Tally up the lines where the string "document" appears; reply with the number only.

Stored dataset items
++++++++++++++++++++

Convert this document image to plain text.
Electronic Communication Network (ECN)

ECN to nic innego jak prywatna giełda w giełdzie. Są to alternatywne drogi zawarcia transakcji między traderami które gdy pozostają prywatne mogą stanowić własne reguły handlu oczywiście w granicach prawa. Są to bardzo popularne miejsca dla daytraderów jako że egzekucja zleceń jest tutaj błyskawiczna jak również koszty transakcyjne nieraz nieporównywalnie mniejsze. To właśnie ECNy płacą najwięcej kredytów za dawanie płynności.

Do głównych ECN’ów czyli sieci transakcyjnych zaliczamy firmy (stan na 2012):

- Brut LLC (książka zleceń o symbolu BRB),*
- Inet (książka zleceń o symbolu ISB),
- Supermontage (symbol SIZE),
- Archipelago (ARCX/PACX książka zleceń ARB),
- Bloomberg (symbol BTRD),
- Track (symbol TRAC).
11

++++++++++++++++++++

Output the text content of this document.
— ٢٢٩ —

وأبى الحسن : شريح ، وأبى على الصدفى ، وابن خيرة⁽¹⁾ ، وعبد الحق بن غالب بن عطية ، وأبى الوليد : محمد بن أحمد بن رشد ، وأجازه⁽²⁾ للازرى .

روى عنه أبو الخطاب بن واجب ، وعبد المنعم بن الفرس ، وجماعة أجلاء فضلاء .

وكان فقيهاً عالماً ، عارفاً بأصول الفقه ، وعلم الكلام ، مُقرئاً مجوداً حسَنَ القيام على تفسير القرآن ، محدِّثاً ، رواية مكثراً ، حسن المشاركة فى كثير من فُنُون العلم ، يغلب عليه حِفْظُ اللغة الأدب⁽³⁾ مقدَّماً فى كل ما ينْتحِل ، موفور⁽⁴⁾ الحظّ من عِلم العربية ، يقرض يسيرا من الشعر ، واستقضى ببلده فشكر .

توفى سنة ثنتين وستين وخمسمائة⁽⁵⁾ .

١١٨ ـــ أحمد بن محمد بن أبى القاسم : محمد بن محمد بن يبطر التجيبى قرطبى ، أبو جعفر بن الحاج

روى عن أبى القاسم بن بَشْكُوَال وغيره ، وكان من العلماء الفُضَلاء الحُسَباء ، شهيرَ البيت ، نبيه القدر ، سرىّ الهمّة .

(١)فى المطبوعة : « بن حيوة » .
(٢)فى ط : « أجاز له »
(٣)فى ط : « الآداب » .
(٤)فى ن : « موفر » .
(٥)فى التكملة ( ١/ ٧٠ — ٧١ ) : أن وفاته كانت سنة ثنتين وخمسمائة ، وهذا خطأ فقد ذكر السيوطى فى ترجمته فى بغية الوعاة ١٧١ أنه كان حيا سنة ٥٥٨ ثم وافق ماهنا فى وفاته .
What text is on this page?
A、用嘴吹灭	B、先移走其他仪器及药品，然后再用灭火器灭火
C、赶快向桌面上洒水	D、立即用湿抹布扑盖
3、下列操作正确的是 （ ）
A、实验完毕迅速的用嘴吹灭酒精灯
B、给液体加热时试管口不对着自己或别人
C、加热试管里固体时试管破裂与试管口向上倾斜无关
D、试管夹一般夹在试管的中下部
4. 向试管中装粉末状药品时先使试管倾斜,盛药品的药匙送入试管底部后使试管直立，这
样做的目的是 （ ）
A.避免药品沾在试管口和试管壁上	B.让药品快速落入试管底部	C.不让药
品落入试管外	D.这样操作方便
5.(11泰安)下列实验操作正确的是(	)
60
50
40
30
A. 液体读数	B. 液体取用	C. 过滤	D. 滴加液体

++++++++++++++++++++

Result: 2